>>>>
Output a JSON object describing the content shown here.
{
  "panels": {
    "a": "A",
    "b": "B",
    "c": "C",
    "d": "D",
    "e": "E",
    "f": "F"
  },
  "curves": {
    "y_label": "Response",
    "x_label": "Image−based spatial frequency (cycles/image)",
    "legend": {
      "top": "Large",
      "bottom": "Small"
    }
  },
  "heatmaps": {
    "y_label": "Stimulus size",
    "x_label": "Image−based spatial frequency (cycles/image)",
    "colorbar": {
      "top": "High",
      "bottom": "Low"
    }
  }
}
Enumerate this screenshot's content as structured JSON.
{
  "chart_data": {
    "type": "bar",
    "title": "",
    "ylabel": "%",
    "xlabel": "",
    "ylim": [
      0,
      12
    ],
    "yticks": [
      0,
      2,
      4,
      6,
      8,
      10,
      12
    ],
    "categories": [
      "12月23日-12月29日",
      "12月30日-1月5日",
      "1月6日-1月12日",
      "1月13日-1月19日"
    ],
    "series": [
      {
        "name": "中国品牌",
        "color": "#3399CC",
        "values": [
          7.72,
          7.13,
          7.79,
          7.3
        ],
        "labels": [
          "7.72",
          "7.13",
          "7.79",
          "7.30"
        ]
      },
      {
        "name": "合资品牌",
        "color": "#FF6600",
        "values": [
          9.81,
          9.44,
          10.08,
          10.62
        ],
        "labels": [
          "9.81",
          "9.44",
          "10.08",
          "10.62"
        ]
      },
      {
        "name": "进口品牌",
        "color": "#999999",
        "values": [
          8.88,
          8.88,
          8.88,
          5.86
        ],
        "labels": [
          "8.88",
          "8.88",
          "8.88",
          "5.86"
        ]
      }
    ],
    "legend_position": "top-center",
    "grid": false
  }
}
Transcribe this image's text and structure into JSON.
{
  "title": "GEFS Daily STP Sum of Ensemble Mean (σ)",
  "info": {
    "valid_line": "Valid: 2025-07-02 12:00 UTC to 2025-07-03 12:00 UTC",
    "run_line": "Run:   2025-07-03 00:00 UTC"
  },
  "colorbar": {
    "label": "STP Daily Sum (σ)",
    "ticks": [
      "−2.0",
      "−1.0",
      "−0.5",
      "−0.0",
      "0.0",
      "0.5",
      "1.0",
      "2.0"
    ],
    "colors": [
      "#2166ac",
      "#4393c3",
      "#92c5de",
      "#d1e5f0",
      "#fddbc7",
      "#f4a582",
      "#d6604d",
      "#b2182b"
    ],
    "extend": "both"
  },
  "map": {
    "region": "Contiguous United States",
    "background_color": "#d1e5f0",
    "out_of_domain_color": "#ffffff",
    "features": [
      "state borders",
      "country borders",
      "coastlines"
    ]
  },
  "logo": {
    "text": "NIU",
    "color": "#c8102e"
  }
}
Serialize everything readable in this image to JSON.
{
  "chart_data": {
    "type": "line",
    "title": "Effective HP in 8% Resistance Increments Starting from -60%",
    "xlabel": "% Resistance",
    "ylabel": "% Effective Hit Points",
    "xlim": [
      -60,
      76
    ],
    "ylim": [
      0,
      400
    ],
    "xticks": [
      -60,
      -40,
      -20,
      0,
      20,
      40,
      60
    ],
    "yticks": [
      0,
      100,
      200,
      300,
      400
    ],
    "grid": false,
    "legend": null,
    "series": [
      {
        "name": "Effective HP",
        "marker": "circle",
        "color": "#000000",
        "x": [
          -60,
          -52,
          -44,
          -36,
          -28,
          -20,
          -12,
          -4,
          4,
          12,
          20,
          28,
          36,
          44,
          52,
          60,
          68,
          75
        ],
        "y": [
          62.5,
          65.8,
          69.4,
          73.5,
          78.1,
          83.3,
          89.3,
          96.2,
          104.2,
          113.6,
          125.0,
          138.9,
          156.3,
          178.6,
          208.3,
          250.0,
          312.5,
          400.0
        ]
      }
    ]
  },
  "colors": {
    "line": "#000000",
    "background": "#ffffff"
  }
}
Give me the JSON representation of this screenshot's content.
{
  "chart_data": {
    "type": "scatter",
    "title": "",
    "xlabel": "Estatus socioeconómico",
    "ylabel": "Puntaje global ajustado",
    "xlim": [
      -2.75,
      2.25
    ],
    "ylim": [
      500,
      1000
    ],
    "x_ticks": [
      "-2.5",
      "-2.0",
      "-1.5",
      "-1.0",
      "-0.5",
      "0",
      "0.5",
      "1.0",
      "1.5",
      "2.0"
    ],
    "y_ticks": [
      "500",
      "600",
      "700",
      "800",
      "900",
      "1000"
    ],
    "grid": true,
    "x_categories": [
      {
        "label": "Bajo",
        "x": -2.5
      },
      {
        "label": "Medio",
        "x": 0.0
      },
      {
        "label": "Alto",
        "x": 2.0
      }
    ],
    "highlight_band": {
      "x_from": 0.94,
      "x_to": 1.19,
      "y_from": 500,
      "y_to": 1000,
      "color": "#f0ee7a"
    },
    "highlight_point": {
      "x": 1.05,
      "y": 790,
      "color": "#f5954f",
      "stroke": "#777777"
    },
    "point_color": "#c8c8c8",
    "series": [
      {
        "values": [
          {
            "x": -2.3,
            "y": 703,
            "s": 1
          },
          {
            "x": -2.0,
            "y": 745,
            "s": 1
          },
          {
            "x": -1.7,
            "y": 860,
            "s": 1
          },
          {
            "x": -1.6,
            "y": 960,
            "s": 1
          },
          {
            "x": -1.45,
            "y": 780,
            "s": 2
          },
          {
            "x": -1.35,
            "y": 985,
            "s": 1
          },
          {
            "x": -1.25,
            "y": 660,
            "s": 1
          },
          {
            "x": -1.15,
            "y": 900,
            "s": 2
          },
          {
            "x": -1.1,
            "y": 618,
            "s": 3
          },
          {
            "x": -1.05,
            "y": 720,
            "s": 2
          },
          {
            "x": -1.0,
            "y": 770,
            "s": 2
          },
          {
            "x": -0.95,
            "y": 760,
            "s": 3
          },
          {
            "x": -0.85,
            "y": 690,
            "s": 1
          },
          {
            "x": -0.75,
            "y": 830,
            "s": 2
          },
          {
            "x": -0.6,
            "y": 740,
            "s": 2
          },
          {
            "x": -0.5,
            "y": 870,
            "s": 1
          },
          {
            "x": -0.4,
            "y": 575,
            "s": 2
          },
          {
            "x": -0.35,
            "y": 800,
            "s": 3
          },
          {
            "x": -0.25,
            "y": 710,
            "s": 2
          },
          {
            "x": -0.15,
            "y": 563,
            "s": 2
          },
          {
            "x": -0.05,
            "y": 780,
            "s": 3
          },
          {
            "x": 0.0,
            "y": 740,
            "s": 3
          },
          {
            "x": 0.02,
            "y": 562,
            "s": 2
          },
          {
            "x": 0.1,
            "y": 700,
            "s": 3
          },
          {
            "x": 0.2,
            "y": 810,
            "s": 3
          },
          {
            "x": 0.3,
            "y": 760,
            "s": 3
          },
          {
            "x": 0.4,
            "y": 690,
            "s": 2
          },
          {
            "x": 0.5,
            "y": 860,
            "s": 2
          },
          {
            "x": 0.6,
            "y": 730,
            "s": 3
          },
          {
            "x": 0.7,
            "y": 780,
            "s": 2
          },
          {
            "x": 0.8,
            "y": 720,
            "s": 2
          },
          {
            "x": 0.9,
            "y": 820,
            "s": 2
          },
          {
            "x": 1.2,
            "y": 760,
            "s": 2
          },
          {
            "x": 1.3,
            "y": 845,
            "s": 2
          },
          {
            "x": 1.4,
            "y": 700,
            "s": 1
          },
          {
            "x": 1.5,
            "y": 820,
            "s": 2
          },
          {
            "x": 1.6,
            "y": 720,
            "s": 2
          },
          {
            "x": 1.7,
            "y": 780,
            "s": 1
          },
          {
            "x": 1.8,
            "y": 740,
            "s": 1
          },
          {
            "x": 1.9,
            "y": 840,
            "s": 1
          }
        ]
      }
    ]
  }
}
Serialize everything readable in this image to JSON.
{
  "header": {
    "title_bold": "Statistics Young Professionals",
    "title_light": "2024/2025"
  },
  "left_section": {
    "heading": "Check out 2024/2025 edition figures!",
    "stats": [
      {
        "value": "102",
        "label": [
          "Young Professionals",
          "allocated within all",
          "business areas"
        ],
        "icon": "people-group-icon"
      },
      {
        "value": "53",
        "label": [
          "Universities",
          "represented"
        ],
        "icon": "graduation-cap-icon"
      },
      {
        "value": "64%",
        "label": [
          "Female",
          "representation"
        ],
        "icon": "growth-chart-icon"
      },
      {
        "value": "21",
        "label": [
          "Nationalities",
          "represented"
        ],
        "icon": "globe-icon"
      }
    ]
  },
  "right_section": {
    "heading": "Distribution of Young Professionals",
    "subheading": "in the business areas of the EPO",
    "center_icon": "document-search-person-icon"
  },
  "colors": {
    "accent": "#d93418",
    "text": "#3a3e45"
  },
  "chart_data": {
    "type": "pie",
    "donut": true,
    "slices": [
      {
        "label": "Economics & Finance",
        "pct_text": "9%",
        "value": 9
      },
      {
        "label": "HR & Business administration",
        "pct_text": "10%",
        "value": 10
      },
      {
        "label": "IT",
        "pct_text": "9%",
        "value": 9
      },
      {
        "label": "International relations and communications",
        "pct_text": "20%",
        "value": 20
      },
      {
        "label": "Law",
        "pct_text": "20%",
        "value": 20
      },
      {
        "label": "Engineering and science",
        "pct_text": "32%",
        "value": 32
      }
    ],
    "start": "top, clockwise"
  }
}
<<<<
* **AIM OF THE TASK**
Give the number of lines in the data that contain "ylabel", with no other words.

* **ANSWER TO THE TASK**
3